» DATA SUPPLIED

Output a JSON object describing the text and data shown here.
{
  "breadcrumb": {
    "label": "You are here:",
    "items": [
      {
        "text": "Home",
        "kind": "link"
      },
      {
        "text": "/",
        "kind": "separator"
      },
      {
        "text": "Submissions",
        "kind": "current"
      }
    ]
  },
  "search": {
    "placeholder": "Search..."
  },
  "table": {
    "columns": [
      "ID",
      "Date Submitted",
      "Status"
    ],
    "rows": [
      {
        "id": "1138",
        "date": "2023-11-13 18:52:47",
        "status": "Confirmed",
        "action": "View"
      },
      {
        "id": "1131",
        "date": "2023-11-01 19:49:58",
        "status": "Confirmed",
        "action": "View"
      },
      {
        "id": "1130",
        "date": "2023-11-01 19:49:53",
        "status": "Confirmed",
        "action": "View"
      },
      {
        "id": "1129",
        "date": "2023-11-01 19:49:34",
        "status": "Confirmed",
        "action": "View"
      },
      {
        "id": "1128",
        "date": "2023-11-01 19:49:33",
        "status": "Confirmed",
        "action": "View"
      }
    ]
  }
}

» TO BE DONE
Only the number is required: the count of lines containing the word "text".

» EXPECTED ANSWER
4